## STATED GOAL
All lines in the data bearing the string "text" should be identified and copied.

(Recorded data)

start

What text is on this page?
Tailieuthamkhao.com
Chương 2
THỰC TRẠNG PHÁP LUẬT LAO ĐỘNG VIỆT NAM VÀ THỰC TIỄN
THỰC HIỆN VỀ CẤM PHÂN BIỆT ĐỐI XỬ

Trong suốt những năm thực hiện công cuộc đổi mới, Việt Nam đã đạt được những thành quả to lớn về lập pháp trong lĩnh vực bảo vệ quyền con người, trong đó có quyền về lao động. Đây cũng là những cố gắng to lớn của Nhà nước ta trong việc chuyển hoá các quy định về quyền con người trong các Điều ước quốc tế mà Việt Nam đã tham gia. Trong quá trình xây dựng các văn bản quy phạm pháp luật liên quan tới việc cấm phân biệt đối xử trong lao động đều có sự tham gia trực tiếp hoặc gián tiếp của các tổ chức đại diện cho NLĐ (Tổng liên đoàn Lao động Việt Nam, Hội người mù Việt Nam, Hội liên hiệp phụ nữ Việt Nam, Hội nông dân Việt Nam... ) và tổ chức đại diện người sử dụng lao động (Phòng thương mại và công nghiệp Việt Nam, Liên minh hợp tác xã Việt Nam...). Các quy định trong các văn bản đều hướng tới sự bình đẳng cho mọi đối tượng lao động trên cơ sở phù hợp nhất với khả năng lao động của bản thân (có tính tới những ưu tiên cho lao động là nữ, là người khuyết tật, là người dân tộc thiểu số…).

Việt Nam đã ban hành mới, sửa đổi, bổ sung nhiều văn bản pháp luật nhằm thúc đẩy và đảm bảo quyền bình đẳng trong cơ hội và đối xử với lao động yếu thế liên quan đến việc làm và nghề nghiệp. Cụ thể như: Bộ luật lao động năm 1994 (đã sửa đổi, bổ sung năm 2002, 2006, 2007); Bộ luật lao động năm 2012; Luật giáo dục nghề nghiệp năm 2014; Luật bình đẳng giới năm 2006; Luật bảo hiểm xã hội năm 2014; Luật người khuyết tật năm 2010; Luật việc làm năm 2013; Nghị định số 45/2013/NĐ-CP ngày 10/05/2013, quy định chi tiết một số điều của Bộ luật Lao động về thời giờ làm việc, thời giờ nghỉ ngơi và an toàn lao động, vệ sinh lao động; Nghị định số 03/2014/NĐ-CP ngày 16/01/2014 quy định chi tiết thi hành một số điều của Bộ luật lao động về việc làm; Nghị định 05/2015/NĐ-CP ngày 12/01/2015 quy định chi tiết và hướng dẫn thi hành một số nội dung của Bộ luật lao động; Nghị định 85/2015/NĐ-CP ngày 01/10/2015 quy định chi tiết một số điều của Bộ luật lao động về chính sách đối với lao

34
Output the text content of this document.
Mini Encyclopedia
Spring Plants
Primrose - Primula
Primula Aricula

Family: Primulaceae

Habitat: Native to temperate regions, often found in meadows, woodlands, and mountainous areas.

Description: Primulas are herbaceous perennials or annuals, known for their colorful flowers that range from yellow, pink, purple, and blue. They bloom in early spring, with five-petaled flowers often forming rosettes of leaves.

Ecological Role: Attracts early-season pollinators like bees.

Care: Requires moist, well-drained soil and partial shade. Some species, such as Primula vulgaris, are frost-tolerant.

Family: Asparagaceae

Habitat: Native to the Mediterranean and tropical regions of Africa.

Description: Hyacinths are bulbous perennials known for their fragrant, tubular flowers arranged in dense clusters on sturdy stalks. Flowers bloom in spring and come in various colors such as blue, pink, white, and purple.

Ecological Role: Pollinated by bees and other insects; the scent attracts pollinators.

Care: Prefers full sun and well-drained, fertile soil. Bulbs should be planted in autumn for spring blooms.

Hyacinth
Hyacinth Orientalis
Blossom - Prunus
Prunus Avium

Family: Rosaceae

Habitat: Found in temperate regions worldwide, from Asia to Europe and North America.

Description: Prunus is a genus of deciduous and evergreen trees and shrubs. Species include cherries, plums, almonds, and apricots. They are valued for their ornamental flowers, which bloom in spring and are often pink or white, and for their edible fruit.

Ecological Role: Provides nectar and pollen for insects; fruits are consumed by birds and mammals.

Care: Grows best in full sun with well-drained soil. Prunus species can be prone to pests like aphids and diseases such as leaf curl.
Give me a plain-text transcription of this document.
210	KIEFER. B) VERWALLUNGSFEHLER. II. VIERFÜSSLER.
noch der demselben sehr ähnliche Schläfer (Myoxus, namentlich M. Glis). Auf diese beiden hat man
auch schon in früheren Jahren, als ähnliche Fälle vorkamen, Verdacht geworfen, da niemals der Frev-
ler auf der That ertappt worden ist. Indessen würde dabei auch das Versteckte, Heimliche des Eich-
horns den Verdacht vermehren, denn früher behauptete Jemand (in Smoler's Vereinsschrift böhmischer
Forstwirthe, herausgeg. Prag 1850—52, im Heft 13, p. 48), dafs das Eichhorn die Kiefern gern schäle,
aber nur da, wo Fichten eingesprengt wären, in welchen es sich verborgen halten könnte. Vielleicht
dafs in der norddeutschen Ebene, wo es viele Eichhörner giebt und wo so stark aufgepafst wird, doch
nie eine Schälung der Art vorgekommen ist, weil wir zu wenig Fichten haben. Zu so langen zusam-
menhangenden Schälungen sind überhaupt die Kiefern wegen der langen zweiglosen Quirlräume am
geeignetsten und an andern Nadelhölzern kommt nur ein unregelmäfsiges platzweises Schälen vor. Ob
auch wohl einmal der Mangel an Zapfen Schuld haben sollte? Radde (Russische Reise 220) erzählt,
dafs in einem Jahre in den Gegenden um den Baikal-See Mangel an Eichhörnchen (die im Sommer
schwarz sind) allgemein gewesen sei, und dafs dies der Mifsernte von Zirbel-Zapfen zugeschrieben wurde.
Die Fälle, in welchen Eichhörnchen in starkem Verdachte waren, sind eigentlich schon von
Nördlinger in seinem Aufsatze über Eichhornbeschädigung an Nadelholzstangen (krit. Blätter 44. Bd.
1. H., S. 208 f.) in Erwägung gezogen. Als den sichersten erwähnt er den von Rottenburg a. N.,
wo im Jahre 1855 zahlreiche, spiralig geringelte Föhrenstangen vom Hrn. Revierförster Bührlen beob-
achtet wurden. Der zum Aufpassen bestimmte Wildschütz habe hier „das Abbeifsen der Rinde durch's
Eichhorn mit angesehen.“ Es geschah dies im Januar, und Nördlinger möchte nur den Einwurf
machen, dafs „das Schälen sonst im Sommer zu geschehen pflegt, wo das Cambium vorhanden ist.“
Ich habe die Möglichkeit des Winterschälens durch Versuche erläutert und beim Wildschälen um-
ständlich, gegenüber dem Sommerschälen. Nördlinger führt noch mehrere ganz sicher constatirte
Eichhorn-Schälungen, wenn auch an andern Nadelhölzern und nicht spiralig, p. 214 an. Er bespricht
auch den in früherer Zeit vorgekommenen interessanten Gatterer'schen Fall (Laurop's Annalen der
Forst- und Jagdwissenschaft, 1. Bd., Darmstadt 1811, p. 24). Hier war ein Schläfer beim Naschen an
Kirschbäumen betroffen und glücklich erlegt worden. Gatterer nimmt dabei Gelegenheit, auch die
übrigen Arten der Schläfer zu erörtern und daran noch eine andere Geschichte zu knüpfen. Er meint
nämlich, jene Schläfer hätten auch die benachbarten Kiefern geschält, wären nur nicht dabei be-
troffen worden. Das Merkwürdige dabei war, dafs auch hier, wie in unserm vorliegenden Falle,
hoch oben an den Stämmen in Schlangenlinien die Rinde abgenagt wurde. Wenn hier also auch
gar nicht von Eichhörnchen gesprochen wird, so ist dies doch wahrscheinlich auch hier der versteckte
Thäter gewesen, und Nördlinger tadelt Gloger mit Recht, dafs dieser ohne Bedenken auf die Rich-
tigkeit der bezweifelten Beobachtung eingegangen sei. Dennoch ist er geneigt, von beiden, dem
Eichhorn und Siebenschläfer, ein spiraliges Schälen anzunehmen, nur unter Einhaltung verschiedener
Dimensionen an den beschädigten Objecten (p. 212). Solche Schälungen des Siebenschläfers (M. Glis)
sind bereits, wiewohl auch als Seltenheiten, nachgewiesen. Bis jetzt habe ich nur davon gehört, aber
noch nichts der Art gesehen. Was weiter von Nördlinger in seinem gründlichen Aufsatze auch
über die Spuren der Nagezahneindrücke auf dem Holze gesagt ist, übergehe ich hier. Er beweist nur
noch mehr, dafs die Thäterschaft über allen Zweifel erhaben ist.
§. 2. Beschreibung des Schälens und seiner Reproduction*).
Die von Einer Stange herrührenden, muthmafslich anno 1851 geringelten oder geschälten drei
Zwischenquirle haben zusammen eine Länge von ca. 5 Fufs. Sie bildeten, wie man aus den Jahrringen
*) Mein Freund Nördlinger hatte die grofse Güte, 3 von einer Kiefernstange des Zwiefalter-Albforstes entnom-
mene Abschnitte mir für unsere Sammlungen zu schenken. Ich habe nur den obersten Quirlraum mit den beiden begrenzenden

end

## COMPLETE RESPONSE
What text is on this page?
Output the text content of this document.
Give me a plain-text transcription of this document.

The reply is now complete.